Exercise ▸
Copy each line of the records that holds the string "tarde".

- Opening Delimiter -

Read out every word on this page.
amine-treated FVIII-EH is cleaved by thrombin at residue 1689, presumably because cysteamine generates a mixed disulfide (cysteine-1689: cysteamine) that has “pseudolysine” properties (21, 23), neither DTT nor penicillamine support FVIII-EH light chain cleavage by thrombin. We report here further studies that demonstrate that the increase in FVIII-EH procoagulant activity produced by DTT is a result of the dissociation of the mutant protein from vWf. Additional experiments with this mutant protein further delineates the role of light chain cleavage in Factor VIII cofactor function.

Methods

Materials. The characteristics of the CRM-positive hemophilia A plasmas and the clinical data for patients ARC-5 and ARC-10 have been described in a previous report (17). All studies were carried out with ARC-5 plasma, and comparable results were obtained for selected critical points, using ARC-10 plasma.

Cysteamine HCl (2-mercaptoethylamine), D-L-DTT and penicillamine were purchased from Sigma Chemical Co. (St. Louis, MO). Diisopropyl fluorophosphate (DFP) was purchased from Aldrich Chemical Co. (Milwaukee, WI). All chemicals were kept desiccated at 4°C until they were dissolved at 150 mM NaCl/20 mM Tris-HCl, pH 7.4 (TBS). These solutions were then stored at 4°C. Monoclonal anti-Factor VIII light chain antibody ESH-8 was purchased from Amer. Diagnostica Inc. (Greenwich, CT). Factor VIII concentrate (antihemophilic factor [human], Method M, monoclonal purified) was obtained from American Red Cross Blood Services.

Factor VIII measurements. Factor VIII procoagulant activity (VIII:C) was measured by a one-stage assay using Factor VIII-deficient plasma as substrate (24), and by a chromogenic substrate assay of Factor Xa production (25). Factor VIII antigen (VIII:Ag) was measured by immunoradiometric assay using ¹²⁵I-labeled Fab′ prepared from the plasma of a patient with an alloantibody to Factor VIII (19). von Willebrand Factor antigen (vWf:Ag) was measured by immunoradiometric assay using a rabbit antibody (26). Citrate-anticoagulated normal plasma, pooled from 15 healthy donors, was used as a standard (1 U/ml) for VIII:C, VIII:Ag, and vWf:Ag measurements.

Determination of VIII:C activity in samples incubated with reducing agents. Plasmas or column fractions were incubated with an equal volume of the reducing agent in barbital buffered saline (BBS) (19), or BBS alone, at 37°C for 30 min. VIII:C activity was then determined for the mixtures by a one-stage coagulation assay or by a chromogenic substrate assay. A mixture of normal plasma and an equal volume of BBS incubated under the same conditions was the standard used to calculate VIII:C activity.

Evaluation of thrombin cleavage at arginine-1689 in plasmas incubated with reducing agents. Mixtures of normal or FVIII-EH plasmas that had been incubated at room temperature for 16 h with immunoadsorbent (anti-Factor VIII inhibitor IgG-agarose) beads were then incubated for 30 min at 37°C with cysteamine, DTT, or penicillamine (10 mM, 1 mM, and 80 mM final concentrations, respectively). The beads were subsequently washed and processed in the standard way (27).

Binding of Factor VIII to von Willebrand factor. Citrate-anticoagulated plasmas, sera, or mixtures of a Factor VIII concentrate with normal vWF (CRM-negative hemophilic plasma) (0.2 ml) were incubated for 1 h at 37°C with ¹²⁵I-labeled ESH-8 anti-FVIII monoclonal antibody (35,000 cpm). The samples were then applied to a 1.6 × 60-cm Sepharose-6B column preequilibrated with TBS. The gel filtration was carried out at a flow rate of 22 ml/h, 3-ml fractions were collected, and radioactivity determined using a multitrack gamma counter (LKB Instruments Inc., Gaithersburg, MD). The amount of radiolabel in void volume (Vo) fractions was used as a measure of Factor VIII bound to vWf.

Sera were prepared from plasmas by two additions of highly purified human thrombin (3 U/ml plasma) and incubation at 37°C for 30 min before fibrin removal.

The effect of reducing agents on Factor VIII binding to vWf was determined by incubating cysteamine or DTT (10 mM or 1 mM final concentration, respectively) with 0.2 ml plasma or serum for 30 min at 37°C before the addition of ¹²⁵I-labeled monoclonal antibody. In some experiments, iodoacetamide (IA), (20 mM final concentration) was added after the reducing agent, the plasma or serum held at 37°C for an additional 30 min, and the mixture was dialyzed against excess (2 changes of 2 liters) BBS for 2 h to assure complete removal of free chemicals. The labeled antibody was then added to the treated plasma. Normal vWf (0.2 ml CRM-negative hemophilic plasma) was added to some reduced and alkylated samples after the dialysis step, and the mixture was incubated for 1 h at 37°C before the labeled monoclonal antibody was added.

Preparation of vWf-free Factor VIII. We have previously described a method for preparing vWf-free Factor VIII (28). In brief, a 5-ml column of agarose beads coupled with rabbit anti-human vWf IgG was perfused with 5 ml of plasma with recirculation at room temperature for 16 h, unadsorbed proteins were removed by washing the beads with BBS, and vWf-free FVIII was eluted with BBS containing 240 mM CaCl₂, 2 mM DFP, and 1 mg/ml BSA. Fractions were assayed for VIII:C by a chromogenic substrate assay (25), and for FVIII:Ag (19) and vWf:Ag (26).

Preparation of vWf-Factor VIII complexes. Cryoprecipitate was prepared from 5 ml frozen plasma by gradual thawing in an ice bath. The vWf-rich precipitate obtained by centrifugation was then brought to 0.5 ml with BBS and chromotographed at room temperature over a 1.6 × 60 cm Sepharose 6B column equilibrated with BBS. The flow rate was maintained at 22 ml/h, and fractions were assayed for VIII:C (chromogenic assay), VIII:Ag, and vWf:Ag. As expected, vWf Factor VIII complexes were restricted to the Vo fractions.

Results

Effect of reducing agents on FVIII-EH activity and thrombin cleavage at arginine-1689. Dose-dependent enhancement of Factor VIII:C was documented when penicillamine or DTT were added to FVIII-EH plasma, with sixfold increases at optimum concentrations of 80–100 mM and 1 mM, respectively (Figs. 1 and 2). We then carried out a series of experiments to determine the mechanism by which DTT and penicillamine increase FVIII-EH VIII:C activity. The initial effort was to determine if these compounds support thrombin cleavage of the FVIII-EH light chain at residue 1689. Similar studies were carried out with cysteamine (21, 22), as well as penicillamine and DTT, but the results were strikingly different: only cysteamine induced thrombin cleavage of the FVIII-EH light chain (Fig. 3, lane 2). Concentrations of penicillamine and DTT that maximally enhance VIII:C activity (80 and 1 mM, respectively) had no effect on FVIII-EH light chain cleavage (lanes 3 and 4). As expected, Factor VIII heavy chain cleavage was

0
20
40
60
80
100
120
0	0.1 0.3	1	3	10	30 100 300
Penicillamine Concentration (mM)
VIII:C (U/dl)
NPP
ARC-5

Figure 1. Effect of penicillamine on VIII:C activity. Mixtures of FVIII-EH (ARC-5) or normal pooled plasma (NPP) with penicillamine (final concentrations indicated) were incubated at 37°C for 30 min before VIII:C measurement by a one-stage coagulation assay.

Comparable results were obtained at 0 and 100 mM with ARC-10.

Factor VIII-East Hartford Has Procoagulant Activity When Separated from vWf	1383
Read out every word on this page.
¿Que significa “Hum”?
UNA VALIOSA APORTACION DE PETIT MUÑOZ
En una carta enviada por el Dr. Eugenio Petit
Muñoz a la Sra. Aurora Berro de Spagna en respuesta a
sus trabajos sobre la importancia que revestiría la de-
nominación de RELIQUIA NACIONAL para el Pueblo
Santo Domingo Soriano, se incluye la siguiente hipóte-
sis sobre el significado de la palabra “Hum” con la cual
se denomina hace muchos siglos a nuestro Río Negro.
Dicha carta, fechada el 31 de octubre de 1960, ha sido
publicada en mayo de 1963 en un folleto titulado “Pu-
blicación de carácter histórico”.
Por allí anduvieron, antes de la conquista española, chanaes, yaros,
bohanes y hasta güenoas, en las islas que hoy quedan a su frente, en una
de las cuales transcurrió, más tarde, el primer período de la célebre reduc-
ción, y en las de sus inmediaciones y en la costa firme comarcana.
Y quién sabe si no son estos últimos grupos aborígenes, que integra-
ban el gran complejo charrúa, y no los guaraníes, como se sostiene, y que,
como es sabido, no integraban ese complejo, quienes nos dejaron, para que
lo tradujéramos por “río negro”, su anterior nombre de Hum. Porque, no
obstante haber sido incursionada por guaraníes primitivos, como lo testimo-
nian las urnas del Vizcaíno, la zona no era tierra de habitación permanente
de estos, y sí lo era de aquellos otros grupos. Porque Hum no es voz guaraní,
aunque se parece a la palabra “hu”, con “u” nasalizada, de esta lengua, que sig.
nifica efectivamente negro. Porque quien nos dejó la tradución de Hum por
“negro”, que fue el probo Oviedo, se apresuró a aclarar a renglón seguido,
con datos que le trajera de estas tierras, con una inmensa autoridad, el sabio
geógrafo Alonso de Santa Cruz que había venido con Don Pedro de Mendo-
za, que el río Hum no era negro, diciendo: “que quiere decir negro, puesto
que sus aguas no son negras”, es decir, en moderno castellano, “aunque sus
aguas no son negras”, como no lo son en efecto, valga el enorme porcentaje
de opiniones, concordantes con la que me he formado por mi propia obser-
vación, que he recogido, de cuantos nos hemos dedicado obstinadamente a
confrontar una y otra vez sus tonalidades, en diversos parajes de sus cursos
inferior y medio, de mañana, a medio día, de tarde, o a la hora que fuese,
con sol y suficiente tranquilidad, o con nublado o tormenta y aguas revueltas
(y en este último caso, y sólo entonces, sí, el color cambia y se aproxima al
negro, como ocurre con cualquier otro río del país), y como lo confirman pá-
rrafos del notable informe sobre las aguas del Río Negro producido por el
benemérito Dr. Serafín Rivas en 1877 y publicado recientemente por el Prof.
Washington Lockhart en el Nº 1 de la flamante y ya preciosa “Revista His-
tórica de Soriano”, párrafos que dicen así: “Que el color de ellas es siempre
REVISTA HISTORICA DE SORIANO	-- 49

- Closing Delimiter -

Solution for this exercise ▸
de las cuales transcurrió, más tarde, el primer período de la célebre reduc-
inferior y medio, de mañana, a medio día, de tarde, o a la hora que fuese,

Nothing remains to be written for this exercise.